Your task is to count the lines of the entries below that include the word "working" and to give only the resulting number.

#####

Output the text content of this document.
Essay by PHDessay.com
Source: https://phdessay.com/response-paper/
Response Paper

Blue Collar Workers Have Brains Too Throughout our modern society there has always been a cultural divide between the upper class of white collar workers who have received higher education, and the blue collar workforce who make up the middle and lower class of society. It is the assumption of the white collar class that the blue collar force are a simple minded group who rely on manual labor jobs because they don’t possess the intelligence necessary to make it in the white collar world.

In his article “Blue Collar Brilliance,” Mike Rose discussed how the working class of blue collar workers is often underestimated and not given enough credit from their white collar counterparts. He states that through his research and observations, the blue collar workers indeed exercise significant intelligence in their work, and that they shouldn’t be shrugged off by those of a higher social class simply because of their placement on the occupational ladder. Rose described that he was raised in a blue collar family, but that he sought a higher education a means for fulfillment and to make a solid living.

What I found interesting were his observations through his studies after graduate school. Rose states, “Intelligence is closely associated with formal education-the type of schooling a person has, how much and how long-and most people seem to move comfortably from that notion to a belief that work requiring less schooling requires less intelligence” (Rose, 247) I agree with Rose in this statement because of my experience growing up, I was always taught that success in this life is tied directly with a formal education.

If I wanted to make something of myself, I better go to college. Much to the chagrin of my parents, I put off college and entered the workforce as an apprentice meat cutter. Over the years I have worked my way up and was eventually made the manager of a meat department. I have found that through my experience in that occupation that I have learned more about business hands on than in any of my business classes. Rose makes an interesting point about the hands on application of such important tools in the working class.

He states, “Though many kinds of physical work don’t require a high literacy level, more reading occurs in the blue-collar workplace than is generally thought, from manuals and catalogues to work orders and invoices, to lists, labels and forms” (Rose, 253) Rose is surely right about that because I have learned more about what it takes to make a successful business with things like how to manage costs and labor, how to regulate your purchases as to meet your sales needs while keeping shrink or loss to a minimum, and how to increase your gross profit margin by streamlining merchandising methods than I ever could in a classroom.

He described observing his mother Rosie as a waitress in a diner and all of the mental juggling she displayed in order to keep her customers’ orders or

#####

▶ **Finished answer**
2